> _THE REQUEST_
Reproduce each line exactly. Skip none.

** start **

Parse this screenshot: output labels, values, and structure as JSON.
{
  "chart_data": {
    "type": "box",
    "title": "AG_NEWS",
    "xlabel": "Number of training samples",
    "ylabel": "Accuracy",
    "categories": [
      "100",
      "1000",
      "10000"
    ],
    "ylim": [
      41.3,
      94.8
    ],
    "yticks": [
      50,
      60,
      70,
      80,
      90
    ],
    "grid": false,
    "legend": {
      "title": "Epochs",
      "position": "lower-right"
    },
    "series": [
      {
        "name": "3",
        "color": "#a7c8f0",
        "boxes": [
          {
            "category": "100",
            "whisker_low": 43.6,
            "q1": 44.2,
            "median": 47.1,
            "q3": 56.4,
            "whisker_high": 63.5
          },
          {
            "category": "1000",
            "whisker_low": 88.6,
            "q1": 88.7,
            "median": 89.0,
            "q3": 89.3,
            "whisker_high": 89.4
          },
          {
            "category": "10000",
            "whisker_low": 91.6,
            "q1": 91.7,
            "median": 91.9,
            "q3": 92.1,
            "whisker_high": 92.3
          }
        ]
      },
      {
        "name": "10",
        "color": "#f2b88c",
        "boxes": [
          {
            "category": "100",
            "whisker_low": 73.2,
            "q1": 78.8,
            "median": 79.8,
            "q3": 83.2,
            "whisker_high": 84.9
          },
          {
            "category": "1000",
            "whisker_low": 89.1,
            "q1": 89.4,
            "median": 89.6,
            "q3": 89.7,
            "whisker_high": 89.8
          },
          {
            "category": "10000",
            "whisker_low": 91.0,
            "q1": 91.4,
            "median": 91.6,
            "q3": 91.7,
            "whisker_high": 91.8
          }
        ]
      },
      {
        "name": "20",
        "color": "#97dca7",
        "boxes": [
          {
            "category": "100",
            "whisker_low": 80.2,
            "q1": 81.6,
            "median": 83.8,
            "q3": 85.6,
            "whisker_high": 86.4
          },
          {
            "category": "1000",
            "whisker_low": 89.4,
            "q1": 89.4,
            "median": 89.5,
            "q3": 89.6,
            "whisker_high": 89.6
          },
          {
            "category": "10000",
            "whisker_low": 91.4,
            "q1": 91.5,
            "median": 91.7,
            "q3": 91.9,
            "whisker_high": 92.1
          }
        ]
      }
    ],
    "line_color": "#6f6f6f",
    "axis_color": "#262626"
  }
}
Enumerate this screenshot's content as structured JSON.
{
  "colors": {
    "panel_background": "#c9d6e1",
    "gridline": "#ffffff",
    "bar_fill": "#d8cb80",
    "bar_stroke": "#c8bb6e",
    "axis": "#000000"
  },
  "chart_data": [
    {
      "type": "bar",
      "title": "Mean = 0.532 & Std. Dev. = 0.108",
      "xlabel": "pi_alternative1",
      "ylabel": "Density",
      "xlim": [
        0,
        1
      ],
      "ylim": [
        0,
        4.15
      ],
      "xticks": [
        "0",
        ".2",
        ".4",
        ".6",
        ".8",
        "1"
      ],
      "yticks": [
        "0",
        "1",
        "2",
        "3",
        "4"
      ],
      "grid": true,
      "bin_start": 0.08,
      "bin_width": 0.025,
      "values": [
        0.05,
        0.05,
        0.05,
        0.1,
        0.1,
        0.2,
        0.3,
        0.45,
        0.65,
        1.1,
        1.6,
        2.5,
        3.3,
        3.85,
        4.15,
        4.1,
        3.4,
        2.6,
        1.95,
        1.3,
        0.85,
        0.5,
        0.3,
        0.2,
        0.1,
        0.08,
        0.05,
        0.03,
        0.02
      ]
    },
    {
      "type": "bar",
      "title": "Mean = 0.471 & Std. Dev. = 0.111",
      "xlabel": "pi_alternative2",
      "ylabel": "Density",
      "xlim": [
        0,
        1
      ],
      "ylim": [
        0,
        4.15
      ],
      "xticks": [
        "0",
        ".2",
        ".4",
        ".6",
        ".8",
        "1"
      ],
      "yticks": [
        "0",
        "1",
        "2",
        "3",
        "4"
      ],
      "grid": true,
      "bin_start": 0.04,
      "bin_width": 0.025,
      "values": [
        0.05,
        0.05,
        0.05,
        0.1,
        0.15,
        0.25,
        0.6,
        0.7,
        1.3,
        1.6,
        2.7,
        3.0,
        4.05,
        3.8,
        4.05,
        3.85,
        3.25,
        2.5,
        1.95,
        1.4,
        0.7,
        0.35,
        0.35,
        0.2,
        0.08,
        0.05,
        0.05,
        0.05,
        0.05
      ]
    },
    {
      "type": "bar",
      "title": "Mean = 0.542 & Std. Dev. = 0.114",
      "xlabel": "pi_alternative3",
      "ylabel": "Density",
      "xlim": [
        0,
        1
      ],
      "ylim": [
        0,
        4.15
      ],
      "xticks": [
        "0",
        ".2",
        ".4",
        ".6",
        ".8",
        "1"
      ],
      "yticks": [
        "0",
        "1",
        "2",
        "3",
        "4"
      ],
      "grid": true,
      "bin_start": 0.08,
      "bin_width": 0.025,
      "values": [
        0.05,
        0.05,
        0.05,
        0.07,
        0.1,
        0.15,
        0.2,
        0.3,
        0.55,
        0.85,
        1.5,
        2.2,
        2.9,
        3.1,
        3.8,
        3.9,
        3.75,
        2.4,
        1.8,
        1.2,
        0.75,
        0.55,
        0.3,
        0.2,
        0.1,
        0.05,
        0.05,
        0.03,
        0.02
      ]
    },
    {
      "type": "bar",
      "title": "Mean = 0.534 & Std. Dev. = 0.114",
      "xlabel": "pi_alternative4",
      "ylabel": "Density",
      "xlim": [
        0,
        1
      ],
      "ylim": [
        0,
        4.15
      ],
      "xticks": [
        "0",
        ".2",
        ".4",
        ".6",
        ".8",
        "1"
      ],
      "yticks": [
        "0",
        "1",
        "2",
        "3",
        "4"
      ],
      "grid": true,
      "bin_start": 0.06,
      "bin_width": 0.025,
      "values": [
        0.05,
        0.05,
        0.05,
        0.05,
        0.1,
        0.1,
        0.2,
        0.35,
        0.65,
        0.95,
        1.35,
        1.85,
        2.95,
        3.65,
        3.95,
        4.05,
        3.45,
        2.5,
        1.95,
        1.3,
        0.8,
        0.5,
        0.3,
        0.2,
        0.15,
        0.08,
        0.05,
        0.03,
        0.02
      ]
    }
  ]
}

** end **

> _FINAL RESULT_
Parse this screenshot: output labels, values, and structure as JSON.
{
  "chart_data": {
    "type": "box",
    "title": "AG_NEWS",
    "xlabel": "Number of training samples",
    "ylabel": "Accuracy",
    "categories": [
      "100",
      "1000",
      "10000"
    ],
    "ylim": [
      41.3,
      94.8
    ],
    "yticks": [
      50,
      60,
      70,
      80,
      90
    ],
    "grid": false,
    "legend": {
      "title": "Epochs",
      "position": "lower-right"
    },
    "series": [
      {
        "name": "3",
        "color": "#a7c8f0",
        "boxes": [
          {
            "category": "100",
            "whisker_low": 43.6,
            "q1": 44.2,
            "median": 47.1,
            "q3": 56.4,
            "whisker_high": 63.5
          },
          {
            "category": "1000",
            "whisker_low": 88.6,
            "q1": 88.7,
            "median": 89.0,
            "q3": 89.3,
            "whisker_high": 89.4
          },
          {
            "category": "10000",
            "whisker_low": 91.6,
            "q1": 91.7,
            "median": 91.9,
            "q3": 92.1,
            "whisker_high": 92.3
          }
        ]
      },
      {
        "name": "10",
        "color": "#f2b88c",
        "boxes": [
          {
            "category": "100",
            "whisker_low": 73.2,
            "q1": 78.8,
            "median": 79.8,
            "q3": 83.2,
            "whisker_high": 84.9
          },
          {
            "category": "1000",
            "whisker_low": 89.1,
            "q1": 89.4,
            "median": 89.6,
            "q3": 89.7,
            "whisker_high": 89.8
          },
          {
            "category": "10000",
            "whisker_low": 91.0,
            "q1": 91.4,
            "median": 91.6,
            "q3": 91.7,
            "whisker_high": 91.8
          }
        ]
      },
      {
        "name": "20",
        "color": "#97dca7",
        "boxes": [
          {
            "category": "100",
            "whisker_low": 80.2,
            "q1": 81.6,
            "median": 83.8,
            "q3": 85.6,
            "whisker_high": 86.4
          },
          {
            "category": "1000",
            "whisker_low": 89.4,
            "q1": 89.4,
            "median": 89.5,
            "q3": 89.6,
            "whisker_high": 89.6
          },
          {
            "category": "10000",
            "whisker_low": 91.4,
            "q1": 91.5,
            "median": 91.7,
            "q3": 91.9,
            "whisker_high": 92.1
          }
        ]
      }
    ],
    "line_color": "#6f6f6f",
    "axis_color": "#262626"
  }
}
Enumerate this screenshot's content as structured JSON.
{
  "colors": {
    "panel_background": "#c9d6e1",
    "gridline": "#ffffff",
    "bar_fill": "#d8cb80",
    "bar_stroke": "#c8bb6e",
    "axis": "#000000"
  },
  "chart_data": [
    {
      "type": "bar",
      "title": "Mean = 0.532 & Std. Dev. = 0.108",
      "xlabel": "pi_alternative1",
      "ylabel": "Density",
      "xlim": [
        0,
        1
      ],
      "ylim": [
        0,
        4.15
      ],
      "xticks": [
        "0",
        ".2",
        ".4",
        ".6",
        ".8",
        "1"
      ],
      "yticks": [
        "0",
        "1",
        "2",
        "3",
        "4"
      ],
      "grid": true,
      "bin_start": 0.08,
      "bin_width": 0.025,
      "values": [
        0.05,
        0.05,
        0.05,
        0.1,
        0.1,
        0.2,
        0.3,
        0.45,
        0.65,
        1.1,
        1.6,
        2.5,
        3.3,
        3.85,
        4.15,
        4.1,
        3.4,
        2.6,
        1.95,
        1.3,
        0.85,
        0.5,
        0.3,
        0.2,
        0.1,
        0.08,
        0.05,
        0.03,
        0.02
      ]
    },
    {
      "type": "bar",
      "title": "Mean = 0.471 & Std. Dev. = 0.111",
      "xlabel": "pi_alternative2",
      "ylabel": "Density",
      "xlim": [
        0,
        1
      ],
      "ylim": [
        0,
        4.15
      ],
      "xticks": [
        "0",
        ".2",
        ".4",
        ".6",
        ".8",
        "1"
      ],
      "yticks": [
        "0",
        "1",
        "2",
        "3",
        "4"
      ],
      "grid": true,
      "bin_start": 0.04,
      "bin_width": 0.025,
      "values": [
        0.05,
        0.05,
        0.05,
        0.1,
        0.15,
        0.25,
        0.6,
        0.7,
        1.3,
        1.6,
        2.7,
        3.0,
        4.05,
        3.8,
        4.05,
        3.85,
        3.25,
        2.5,
        1.95,
        1.4,
        0.7,
        0.35,
        0.35,
        0.2,
        0.08,
        0.05,
        0.05,
        0.05,
        0.05
      ]
    },
    {
      "type": "bar",
      "title": "Mean = 0.542 & Std. Dev. = 0.114",
      "xlabel": "pi_alternative3",
      "ylabel": "Density",
      "xlim": [
        0,
        1
      ],
      "ylim": [
        0,
        4.15
      ],
      "xticks": [
        "0",
        ".2",
        ".4",
        ".6",
        ".8",
        "1"
      ],
      "yticks": [
        "0",
        "1",
        "2",
        "3",
        "4"
      ],
      "grid": true,
      "bin_start": 0.08,
      "bin_width": 0.025,
      "values": [
        0.05,
        0.05,
        0.05,
        0.07,
        0.1,
        0.15,
        0.2,
        0.3,
        0.55,
        0.85,
        1.5,
        2.2,
        2.9,
        3.1,
        3.8,
        3.9,
        3.75,
        2.4,
        1.8,
        1.2,
        0.75,
        0.55,
        0.3,
        0.2,
        0.1,
        0.05,
        0.05,
        0.03,
        0.02
      ]
    },
    {
      "type": "bar",
      "title": "Mean = 0.534 & Std. Dev. = 0.114",
      "xlabel": "pi_alternative4",
      "ylabel": "Density",
      "xlim": [
        0,
        1
      ],
      "ylim": [
        0,
        4.15
      ],
      "xticks": [
        "0",
        ".2",
        ".4",
        ".6",
        ".8",
        "1"
      ],
      "yticks": [
        "0",
        "1",
        "2",
        "3",
        "4"
      ],
      "grid": true,
      "bin_start": 0.06,
      "bin_width": 0.025,
      "values": [
        0.05,
        0.05,
        0.05,
        0.05,
        0.1,
        0.1,
        0.2,
        0.35,
        0.65,
        0.95,
        1.35,
        1.85,
        2.95,
        3.65,
        3.95,
        4.05,
        3.45,
        2.5,
        1.95,
        1.3,
        0.8,
        0.5,
        0.3,
        0.2,
        0.15,
        0.08,
        0.05,
        0.03,
        0.02
      ]
    }
  ]
}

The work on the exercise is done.